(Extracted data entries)
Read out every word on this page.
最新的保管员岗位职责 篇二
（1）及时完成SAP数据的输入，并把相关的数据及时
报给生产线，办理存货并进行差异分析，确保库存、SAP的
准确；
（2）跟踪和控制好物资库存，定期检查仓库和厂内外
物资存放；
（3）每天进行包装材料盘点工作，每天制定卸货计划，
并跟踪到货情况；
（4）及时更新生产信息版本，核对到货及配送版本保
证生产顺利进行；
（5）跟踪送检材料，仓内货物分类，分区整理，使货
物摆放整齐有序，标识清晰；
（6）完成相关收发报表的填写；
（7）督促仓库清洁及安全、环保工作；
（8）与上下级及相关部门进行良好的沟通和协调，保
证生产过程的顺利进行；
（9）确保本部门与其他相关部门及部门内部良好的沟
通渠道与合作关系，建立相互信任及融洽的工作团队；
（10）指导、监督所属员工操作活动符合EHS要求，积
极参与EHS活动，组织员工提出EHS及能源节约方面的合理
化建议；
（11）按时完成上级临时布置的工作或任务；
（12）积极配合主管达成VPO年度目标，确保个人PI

▸ **Problem**
Set down each entry again, unchanged.

▸ **Finished answer**
Read out every word on this page.
最新的保管员岗位职责 篇二
（1）及时完成SAP数据的输入，并把相关的数据及时
报给生产线，办理存货并进行差异分析，确保库存、SAP的
准确；
（2）跟踪和控制好物资库存，定期检查仓库和厂内外
物资存放；
（3）每天进行包装材料盘点工作，每天制定卸货计划，
并跟踪到货情况；
（4）及时更新生产信息版本，核对到货及配送版本保
证生产顺利进行；
（5）跟踪送检材料，仓内货物分类，分区整理，使货
物摆放整齐有序，标识清晰；
（6）完成相关收发报表的填写；
（7）督促仓库清洁及安全、环保工作；
（8）与上下级及相关部门进行良好的沟通和协调，保
证生产过程的顺利进行；
（9）确保本部门与其他相关部门及部门内部良好的沟
通渠道与合作关系，建立相互信任及融洽的工作团队；
（10）指导、监督所属员工操作活动符合EHS要求，积
极参与EHS活动，组织员工提出EHS及能源节约方面的合理
化建议；
（11）按时完成上级临时布置的工作或任务；
（12）积极配合主管达成VPO年度目标，确保个人PI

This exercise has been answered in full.